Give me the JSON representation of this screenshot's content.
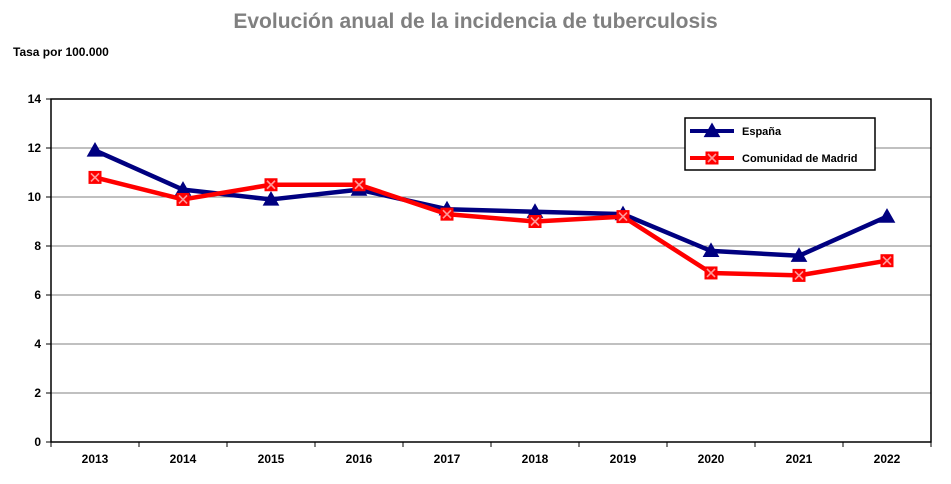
{
  "chart_data": {
    "type": "line",
    "title": "Evolución anual de la incidencia de tuberculosis",
    "ylabel": "Tasa por 100.000",
    "xlabel": "",
    "categories": [
      "2013",
      "2014",
      "2015",
      "2016",
      "2017",
      "2018",
      "2019",
      "2020",
      "2021",
      "2022"
    ],
    "ylim": [
      0,
      14
    ],
    "yticks": [
      0,
      2,
      4,
      6,
      8,
      10,
      12,
      14
    ],
    "grid": true,
    "legend_position": "top-right",
    "series": [
      {
        "name": "España",
        "color": "#000080",
        "marker": "triangle",
        "values": [
          11.9,
          10.3,
          9.9,
          10.3,
          9.5,
          9.4,
          9.3,
          7.8,
          7.6,
          9.2
        ]
      },
      {
        "name": "Comunidad de Madrid",
        "color": "#ff0000",
        "marker": "x-square",
        "values": [
          10.8,
          9.9,
          10.5,
          10.5,
          9.3,
          9.0,
          9.2,
          6.9,
          6.8,
          7.4
        ]
      }
    ]
  }
}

============

(Problem statement) Retype each record exactly as it stands, but do not include the pictures.

(Final answer)
Give me the JSON representation of this screenshot's content.
{
  "chart_data": {
    "type": "line",
    "title": "Evolución anual de la incidencia de tuberculosis",
    "ylabel": "Tasa por 100.000",
    "xlabel": "",
    "categories": [
      "2013",
      "2014",
      "2015",
      "2016",
      "2017",
      "2018",
      "2019",
      "2020",
      "2021",
      "2022"
    ],
    "ylim": [
      0,
      14
    ],
    "yticks": [
      0,
      2,
      4,
      6,
      8,
      10,
      12,
      14
    ],
    "grid": true,
    "legend_position": "top-right",
    "series": [
      {
        "name": "España",
        "color": "#000080",
        "marker": "triangle",
        "values": [
          11.9,
          10.3,
          9.9,
          10.3,
          9.5,
          9.4,
          9.3,
          7.8,
          7.6,
          9.2
        ]
      },
      {
        "name": "Comunidad de Madrid",
        "color": "#ff0000",
        "marker": "x-square",
        "values": [
          10.8,
          9.9,
          10.5,
          10.5,
          9.3,
          9.0,
          9.2,
          6.9,
          6.8,
          7.4
        ]
      }
    ]
  }
}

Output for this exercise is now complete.